Stored data:
/---

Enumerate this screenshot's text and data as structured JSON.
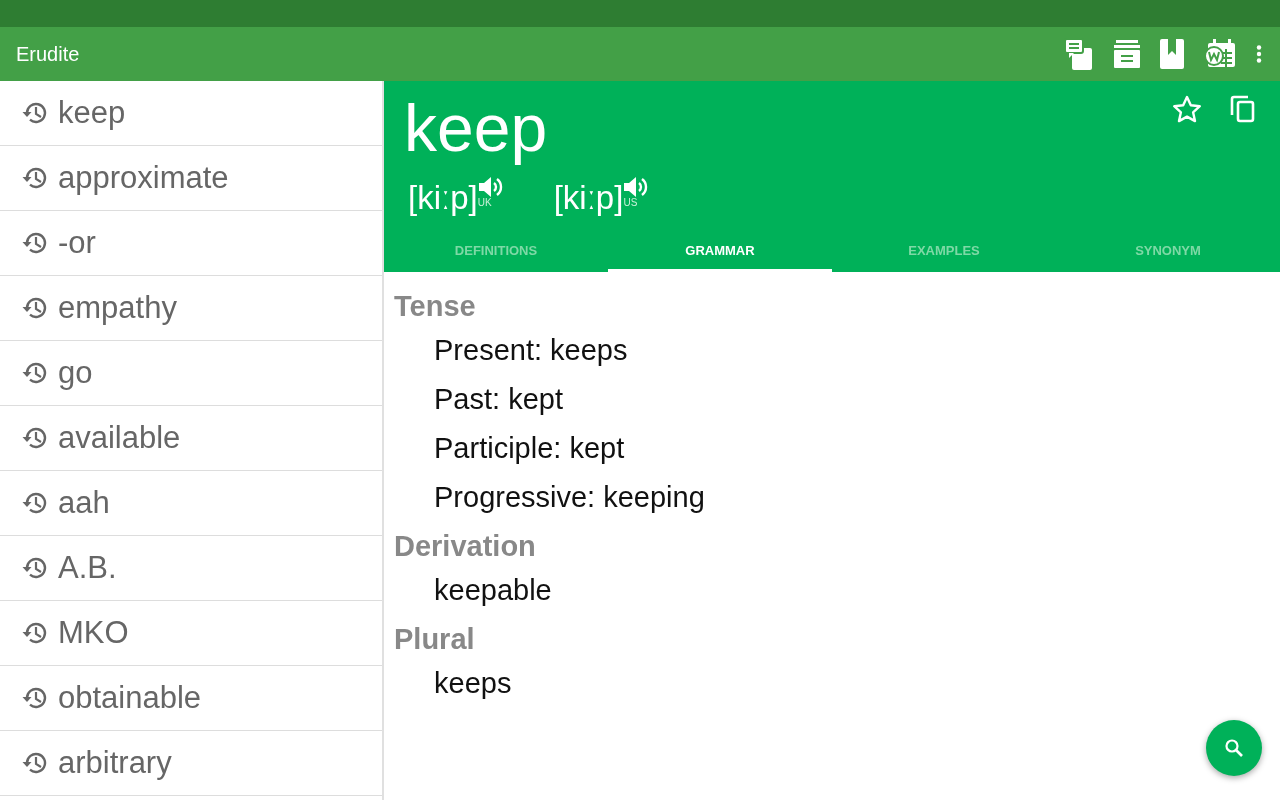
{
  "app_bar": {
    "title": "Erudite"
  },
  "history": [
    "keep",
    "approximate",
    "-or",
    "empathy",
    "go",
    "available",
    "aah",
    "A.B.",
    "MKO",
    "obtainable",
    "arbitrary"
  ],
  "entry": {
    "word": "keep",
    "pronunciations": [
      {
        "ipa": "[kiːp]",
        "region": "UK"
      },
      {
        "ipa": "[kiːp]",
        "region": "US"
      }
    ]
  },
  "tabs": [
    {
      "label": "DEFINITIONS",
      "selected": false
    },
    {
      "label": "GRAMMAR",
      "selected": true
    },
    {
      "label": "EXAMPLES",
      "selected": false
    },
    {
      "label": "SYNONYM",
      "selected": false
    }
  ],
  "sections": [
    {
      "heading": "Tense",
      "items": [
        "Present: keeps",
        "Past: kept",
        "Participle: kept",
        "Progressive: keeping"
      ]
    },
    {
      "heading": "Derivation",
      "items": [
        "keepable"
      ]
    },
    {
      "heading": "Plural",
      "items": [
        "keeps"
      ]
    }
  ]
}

\---

=== GIVEN TASK ===
Omit every picture, then reproduce the rest of the listing exactly.

=== RESULT BELOW ===
Enumerate this screenshot's text and data as structured JSON.
{
  "app_bar": {
    "title": "Erudite"
  },
  "history": [
    "keep",
    "approximate",
    "-or",
    "empathy",
    "go",
    "available",
    "aah",
    "A.B.",
    "MKO",
    "obtainable",
    "arbitrary"
  ],
  "entry": {
    "word": "keep",
    "pronunciations": [
      {
        "ipa": "[kiːp]",
        "region": "UK"
      },
      {
        "ipa": "[kiːp]",
        "region": "US"
      }
    ]
  },
  "tabs": [
    {
      "label": "DEFINITIONS",
      "selected": false
    },
    {
      "label": "GRAMMAR",
      "selected": true
    },
    {
      "label": "EXAMPLES",
      "selected": false
    },
    {
      "label": "SYNONYM",
      "selected": false
    }
  ],
  "sections": [
    {
      "heading": "Tense",
      "items": [
        "Present: keeps",
        "Past: kept",
        "Participle: kept",
        "Progressive: keeping"
      ]
    },
    {
      "heading": "Derivation",
      "items": [
        "keepable"
      ]
    },
    {
      "heading": "Plural",
      "items": [
        "keeps"
      ]
    }
  ]
}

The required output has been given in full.